● Problem statement:
Without the pictures, output the records below word for word.

(Records from a data source)
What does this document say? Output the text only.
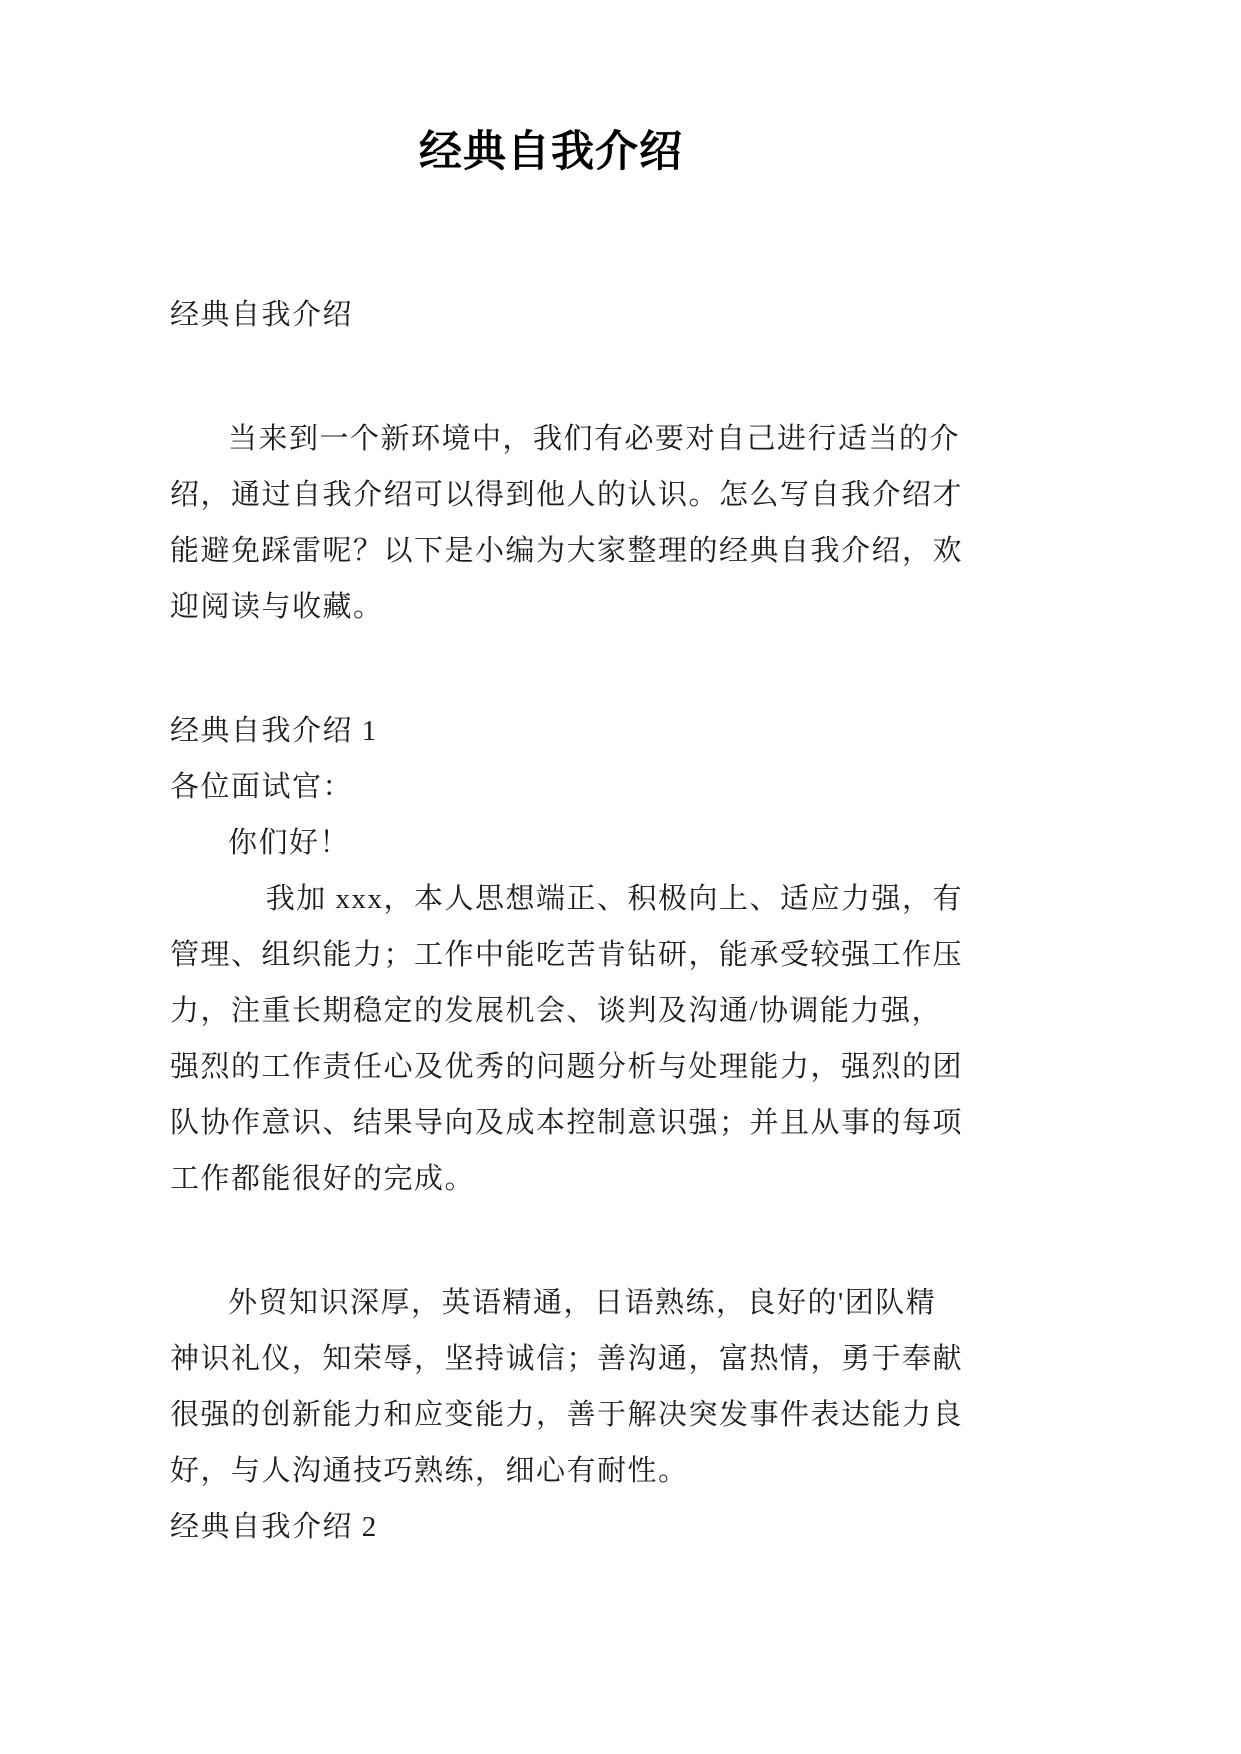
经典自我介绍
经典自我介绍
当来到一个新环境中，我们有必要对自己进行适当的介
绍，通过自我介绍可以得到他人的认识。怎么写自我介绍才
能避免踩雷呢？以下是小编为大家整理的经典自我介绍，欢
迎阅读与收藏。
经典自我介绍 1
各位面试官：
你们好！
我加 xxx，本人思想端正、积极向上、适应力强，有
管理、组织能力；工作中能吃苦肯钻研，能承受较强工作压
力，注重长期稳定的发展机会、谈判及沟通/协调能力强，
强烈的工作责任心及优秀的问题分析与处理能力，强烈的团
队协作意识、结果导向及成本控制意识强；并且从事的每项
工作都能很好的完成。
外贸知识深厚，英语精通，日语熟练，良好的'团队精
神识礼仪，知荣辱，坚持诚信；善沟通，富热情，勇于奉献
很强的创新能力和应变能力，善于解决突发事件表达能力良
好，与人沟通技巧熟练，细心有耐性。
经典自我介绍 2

● Expected answer:
What does this document say? Output the text only.
经典自我介绍
经典自我介绍
当来到一个新环境中，我们有必要对自己进行适当的介
绍，通过自我介绍可以得到他人的认识。怎么写自我介绍才
能避免踩雷呢？以下是小编为大家整理的经典自我介绍，欢
迎阅读与收藏。
经典自我介绍 1
各位面试官：
你们好！
我加 xxx，本人思想端正、积极向上、适应力强，有
管理、组织能力；工作中能吃苦肯钻研，能承受较强工作压
力，注重长期稳定的发展机会、谈判及沟通/协调能力强，
强烈的工作责任心及优秀的问题分析与处理能力，强烈的团
队协作意识、结果导向及成本控制意识强；并且从事的每项
工作都能很好的完成。
外贸知识深厚，英语精通，日语熟练，良好的'团队精
神识礼仪，知荣辱，坚持诚信；善沟通，富热情，勇于奉献
很强的创新能力和应变能力，善于解决突发事件表达能力良
好，与人沟通技巧熟练，细心有耐性。
经典自我介绍 2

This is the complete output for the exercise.